------ DATA PROVIDED

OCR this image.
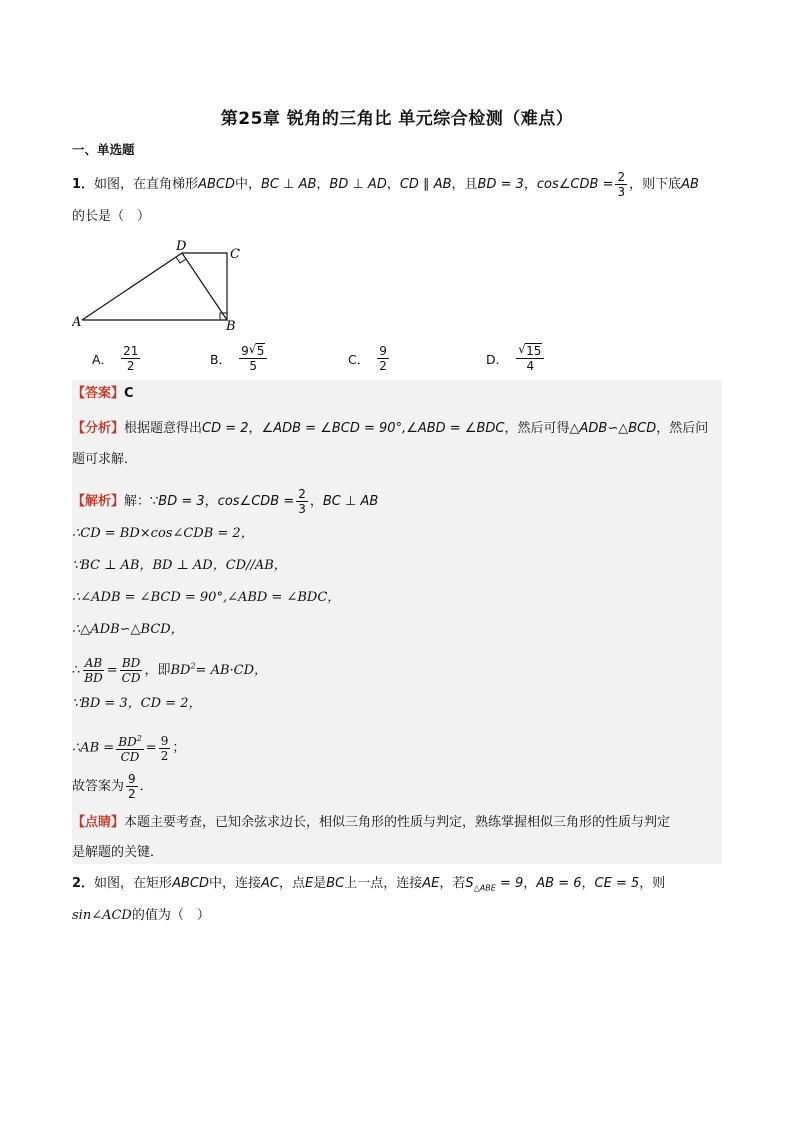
第25章 锐角的三角比 单元综合检测（难点）
一、单选题
1．如图，在直角梯形ABCD中，BC ⊥ AB，BD ⊥ AD，CD ∥ AB，且BD = 3，cos∠CDB = $\frac{2}{3}$ ，则下底AB
的长是（　）
A
D
C
B
A． $\frac{21}{2}$	B． $\frac{9 √ 5}{5}$	C． $\frac{9}{2}$	D． $\frac{√ 15}{4}$
【答案】C
【分析】根据题意得出CD = 2，∠ADB = ∠BCD = 90°,∠ABD = ∠BDC，然后可得△ADB∽△BCD，然后问
题可求解．
【解析】解：∵BD = 3，cos∠CDB = $\frac{2}{3}$ ，BC ⊥ AB
∴CD = BD×cos∠CDB = 2，
∵BC ⊥ AB，BD ⊥ AD，CD//AB，
∴∠ADB = ∠BCD = 90°,∠ABD = ∠BDC，
∴△ADB∽△BCD，
∴ $\frac{AB}{BD} = \frac{BD}{CD}$ ，即$BD^2= AB\cdot CD$，
∵BD = 3，CD = 2，
∴AB = $\frac{BD^2}{CD} = \frac{9}{2}$ ；
故答案为 $\frac{9}{2}$ ．
【点睛】本题主要考查，已知余弦求边长，相似三角形的性质与判定，熟练掌握相似三角形的性质与判定
是解题的关键．
2．如图，在矩形ABCD中，连接AC，点E是BC上一点，连接AE，若$S_{\triangle ABE} = 9$，AB = 6，CE = 5，则
sin∠ACD的值为（　）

------------

_AIM OF THE EXERCISE_
Output the full set of records above without changing a word, and drop the images.

_RESPONSE TO THIS TASK_
OCR this image.
第25章 锐角的三角比 单元综合检测（难点）
一、单选题
1．如图，在直角梯形ABCD中，BC ⊥ AB，BD ⊥ AD，CD ∥ AB，且BD = 3，cos∠CDB = $\frac{2}{3}$ ，则下底AB
的长是（　）
A
D
C
B
A． $\frac{21}{2}$	B． $\frac{9 √ 5}{5}$	C． $\frac{9}{2}$	D． $\frac{√ 15}{4}$
【答案】C
【分析】根据题意得出CD = 2，∠ADB = ∠BCD = 90°,∠ABD = ∠BDC，然后可得△ADB∽△BCD，然后问
题可求解．
【解析】解：∵BD = 3，cos∠CDB = $\frac{2}{3}$ ，BC ⊥ AB
∴CD = BD×cos∠CDB = 2，
∵BC ⊥ AB，BD ⊥ AD，CD//AB，
∴∠ADB = ∠BCD = 90°,∠ABD = ∠BDC，
∴△ADB∽△BCD，
∴ $\frac{AB}{BD} = \frac{BD}{CD}$ ，即$BD^2= AB\cdot CD$，
∵BD = 3，CD = 2，
∴AB = $\frac{BD^2}{CD} = \frac{9}{2}$ ；
故答案为 $\frac{9}{2}$ ．
【点睛】本题主要考查，已知余弦求边长，相似三角形的性质与判定，熟练掌握相似三角形的性质与判定
是解题的关键．
2．如图，在矩形ABCD中，连接AC，点E是BC上一点，连接AE，若$S_{\triangle ABE} = 9$，AB = 6，CE = 5，则
sin∠ACD的值为（　）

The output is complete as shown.